__DIRECTIONS__
Scan the data for lines with "复旦大学出版社" and report the count by itself.
— Start DATA IN THIS EXERCISE —
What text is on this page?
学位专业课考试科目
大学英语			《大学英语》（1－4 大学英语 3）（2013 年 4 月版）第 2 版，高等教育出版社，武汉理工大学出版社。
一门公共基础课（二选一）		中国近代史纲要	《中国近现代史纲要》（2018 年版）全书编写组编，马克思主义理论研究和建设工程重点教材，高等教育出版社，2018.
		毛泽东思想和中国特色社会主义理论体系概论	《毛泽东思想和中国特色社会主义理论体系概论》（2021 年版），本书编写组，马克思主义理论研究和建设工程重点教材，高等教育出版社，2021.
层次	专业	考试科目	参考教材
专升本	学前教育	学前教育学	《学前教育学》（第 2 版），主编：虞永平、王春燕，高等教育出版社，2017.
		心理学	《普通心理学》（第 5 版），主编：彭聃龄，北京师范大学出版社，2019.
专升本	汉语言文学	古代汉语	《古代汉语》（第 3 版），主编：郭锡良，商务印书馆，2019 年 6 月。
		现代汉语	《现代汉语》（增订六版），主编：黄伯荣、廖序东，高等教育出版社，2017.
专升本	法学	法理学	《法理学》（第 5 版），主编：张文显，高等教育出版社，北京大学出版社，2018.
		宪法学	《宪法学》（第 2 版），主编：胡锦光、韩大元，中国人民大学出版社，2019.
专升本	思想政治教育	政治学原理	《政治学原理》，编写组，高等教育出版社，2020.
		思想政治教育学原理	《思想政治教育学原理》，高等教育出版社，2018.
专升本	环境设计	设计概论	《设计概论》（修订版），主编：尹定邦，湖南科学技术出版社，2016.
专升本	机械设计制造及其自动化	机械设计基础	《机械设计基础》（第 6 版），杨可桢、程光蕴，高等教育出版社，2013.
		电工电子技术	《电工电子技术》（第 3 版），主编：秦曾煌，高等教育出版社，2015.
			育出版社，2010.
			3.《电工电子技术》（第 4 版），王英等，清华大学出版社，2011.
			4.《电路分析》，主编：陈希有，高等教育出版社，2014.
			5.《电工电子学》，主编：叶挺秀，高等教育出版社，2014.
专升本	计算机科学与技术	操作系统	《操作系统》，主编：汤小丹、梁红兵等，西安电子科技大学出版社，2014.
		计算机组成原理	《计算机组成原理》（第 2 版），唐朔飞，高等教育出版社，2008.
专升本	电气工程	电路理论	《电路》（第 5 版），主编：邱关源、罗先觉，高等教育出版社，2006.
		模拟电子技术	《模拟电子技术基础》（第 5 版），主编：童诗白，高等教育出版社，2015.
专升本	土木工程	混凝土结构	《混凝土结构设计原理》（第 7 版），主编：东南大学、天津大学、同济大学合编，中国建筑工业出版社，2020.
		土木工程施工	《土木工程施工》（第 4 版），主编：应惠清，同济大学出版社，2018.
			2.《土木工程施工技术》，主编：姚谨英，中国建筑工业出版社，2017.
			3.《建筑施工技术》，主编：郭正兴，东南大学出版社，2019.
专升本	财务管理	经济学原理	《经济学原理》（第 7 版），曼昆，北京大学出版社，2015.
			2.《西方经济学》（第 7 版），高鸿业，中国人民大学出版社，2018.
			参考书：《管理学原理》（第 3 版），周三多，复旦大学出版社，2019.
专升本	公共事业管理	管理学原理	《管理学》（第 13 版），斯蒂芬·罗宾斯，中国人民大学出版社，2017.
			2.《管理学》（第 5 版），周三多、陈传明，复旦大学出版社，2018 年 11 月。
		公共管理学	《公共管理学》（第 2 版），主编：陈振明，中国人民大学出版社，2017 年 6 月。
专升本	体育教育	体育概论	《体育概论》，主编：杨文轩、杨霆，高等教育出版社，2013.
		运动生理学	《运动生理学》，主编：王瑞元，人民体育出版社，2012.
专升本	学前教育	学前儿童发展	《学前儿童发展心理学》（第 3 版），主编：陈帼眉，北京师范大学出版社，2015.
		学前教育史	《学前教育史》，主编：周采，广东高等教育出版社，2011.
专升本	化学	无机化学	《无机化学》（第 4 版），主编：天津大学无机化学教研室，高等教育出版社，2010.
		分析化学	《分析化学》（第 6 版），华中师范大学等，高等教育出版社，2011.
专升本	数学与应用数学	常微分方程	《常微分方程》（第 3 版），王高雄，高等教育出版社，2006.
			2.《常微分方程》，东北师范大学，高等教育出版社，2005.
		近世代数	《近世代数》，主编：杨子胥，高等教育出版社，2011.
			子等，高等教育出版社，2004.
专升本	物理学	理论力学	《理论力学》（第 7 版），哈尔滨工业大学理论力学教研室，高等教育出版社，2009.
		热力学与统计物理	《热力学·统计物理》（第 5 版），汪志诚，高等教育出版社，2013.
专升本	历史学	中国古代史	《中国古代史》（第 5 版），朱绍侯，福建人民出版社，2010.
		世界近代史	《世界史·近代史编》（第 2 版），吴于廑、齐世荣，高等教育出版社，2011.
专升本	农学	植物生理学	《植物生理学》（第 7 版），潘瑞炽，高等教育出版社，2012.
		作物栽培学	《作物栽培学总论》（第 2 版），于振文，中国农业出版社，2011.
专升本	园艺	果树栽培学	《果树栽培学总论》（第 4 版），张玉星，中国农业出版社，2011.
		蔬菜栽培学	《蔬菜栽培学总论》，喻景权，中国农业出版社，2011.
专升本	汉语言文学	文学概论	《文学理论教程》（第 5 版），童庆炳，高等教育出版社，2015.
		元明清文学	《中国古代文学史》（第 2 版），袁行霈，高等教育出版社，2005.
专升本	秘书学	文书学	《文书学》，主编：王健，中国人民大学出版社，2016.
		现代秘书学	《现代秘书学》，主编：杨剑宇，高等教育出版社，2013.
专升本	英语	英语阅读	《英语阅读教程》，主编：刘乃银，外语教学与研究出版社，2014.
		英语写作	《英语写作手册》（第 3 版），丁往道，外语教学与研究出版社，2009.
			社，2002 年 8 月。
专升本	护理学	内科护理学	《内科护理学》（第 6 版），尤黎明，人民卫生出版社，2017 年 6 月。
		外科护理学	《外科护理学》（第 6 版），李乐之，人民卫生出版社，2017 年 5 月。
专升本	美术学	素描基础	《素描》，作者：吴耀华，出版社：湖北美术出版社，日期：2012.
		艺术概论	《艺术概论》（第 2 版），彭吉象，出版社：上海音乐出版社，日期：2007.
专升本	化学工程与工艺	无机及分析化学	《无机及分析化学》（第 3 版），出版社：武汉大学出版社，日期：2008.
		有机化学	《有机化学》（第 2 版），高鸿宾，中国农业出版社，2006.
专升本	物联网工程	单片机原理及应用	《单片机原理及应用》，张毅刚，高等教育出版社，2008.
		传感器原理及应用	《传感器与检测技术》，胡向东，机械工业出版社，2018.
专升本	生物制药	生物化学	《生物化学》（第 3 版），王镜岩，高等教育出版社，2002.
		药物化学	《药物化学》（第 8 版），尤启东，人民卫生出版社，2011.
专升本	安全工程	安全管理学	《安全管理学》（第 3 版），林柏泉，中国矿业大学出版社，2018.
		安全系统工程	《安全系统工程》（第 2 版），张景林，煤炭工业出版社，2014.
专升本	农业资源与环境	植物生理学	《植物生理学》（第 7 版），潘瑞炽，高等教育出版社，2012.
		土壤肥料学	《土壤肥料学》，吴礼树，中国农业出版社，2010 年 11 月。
— End DATA IN THIS EXERCISE —
__COMPLETE ANSWER__
2